### What to produce
Copy out all of the data exactly as it appears.

--- Start of Extracted data ---

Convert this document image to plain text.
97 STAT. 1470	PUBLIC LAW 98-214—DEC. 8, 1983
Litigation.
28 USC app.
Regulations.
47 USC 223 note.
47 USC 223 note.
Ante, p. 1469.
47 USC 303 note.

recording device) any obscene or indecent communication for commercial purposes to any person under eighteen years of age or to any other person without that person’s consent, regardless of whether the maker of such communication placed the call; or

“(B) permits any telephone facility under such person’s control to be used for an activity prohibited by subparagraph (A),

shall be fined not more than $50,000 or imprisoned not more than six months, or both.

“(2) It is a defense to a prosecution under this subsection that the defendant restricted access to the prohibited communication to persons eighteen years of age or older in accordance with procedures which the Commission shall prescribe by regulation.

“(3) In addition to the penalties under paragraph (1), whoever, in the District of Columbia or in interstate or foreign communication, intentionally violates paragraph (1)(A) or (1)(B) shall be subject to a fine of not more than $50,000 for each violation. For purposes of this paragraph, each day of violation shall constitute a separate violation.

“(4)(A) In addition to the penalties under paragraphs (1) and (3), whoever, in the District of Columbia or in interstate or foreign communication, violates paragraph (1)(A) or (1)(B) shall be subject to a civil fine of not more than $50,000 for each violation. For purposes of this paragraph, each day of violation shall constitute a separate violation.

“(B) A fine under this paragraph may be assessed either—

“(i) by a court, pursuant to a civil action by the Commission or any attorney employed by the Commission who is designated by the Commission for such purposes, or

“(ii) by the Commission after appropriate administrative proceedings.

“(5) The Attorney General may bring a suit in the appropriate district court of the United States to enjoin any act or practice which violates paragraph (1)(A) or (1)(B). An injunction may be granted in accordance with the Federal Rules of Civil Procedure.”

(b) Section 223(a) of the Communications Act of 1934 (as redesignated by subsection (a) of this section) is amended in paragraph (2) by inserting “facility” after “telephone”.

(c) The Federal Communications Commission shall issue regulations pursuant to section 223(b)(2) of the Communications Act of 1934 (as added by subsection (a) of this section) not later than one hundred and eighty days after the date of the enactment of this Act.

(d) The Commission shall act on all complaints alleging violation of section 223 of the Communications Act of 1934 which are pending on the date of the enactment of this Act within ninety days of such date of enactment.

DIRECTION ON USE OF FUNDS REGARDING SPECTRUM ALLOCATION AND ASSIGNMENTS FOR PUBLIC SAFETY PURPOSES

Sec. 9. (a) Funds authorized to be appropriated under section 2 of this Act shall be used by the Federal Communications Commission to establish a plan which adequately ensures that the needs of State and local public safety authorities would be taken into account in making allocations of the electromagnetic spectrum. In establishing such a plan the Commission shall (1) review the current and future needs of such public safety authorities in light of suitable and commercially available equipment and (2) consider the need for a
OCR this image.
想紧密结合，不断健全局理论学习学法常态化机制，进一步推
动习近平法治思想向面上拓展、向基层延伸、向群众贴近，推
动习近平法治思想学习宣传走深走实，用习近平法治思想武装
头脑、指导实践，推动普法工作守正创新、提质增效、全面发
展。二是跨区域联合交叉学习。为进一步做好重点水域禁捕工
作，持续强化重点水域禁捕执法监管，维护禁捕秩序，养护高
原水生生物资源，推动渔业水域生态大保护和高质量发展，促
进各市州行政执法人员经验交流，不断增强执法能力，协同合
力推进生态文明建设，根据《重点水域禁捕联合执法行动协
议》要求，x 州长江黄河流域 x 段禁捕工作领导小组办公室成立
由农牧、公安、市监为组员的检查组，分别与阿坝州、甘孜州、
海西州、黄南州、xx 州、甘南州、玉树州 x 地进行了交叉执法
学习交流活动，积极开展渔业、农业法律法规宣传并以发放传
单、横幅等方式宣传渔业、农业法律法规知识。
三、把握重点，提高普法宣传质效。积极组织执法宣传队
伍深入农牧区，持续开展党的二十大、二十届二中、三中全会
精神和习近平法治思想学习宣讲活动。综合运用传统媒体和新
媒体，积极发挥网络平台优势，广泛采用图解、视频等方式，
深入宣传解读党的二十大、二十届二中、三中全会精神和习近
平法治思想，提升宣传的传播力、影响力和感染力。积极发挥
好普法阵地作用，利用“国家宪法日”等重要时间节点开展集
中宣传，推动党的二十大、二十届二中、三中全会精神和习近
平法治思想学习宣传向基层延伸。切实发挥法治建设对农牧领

--- End of Extracted data ---

### Result
Convert this document image to plain text.
97 STAT. 1470	PUBLIC LAW 98-214—DEC. 8, 1983
Litigation.
28 USC app.
Regulations.
47 USC 223 note.
47 USC 223 note.
Ante, p. 1469.
47 USC 303 note.

recording device) any obscene or indecent communication for commercial purposes to any person under eighteen years of age or to any other person without that person’s consent, regardless of whether the maker of such communication placed the call; or

“(B) permits any telephone facility under such person’s control to be used for an activity prohibited by subparagraph (A),

shall be fined not more than $50,000 or imprisoned not more than six months, or both.

“(2) It is a defense to a prosecution under this subsection that the defendant restricted access to the prohibited communication to persons eighteen years of age or older in accordance with procedures which the Commission shall prescribe by regulation.

“(3) In addition to the penalties under paragraph (1), whoever, in the District of Columbia or in interstate or foreign communication, intentionally violates paragraph (1)(A) or (1)(B) shall be subject to a fine of not more than $50,000 for each violation. For purposes of this paragraph, each day of violation shall constitute a separate violation.

“(4)(A) In addition to the penalties under paragraphs (1) and (3), whoever, in the District of Columbia or in interstate or foreign communication, violates paragraph (1)(A) or (1)(B) shall be subject to a civil fine of not more than $50,000 for each violation. For purposes of this paragraph, each day of violation shall constitute a separate violation.

“(B) A fine under this paragraph may be assessed either—

“(i) by a court, pursuant to a civil action by the Commission or any attorney employed by the Commission who is designated by the Commission for such purposes, or

“(ii) by the Commission after appropriate administrative proceedings.

“(5) The Attorney General may bring a suit in the appropriate district court of the United States to enjoin any act or practice which violates paragraph (1)(A) or (1)(B). An injunction may be granted in accordance with the Federal Rules of Civil Procedure.”

(b) Section 223(a) of the Communications Act of 1934 (as redesignated by subsection (a) of this section) is amended in paragraph (2) by inserting “facility” after “telephone”.

(c) The Federal Communications Commission shall issue regulations pursuant to section 223(b)(2) of the Communications Act of 1934 (as added by subsection (a) of this section) not later than one hundred and eighty days after the date of the enactment of this Act.

(d) The Commission shall act on all complaints alleging violation of section 223 of the Communications Act of 1934 which are pending on the date of the enactment of this Act within ninety days of such date of enactment.

DIRECTION ON USE OF FUNDS REGARDING SPECTRUM ALLOCATION AND ASSIGNMENTS FOR PUBLIC SAFETY PURPOSES

Sec. 9. (a) Funds authorized to be appropriated under section 2 of this Act shall be used by the Federal Communications Commission to establish a plan which adequately ensures that the needs of State and local public safety authorities would be taken into account in making allocations of the electromagnetic spectrum. In establishing such a plan the Commission shall (1) review the current and future needs of such public safety authorities in light of suitable and commercially available equipment and (2) consider the need for a
OCR this image.
想紧密结合，不断健全局理论学习学法常态化机制，进一步推
动习近平法治思想向面上拓展、向基层延伸、向群众贴近，推
动习近平法治思想学习宣传走深走实，用习近平法治思想武装
头脑、指导实践，推动普法工作守正创新、提质增效、全面发
展。二是跨区域联合交叉学习。为进一步做好重点水域禁捕工
作，持续强化重点水域禁捕执法监管，维护禁捕秩序，养护高
原水生生物资源，推动渔业水域生态大保护和高质量发展，促
进各市州行政执法人员经验交流，不断增强执法能力，协同合
力推进生态文明建设，根据《重点水域禁捕联合执法行动协
议》要求，x 州长江黄河流域 x 段禁捕工作领导小组办公室成立
由农牧、公安、市监为组员的检查组，分别与阿坝州、甘孜州、
海西州、黄南州、xx 州、甘南州、玉树州 x 地进行了交叉执法
学习交流活动，积极开展渔业、农业法律法规宣传并以发放传
单、横幅等方式宣传渔业、农业法律法规知识。
三、把握重点，提高普法宣传质效。积极组织执法宣传队
伍深入农牧区，持续开展党的二十大、二十届二中、三中全会
精神和习近平法治思想学习宣讲活动。综合运用传统媒体和新
媒体，积极发挥网络平台优势，广泛采用图解、视频等方式，
深入宣传解读党的二十大、二十届二中、三中全会精神和习近
平法治思想，提升宣传的传播力、影响力和感染力。积极发挥
好普法阵地作用，利用“国家宪法日”等重要时间节点开展集
中宣传，推动党的二十大、二十届二中、三中全会精神和习近
平法治思想学习宣传向基层延伸。切实发挥法治建设对农牧领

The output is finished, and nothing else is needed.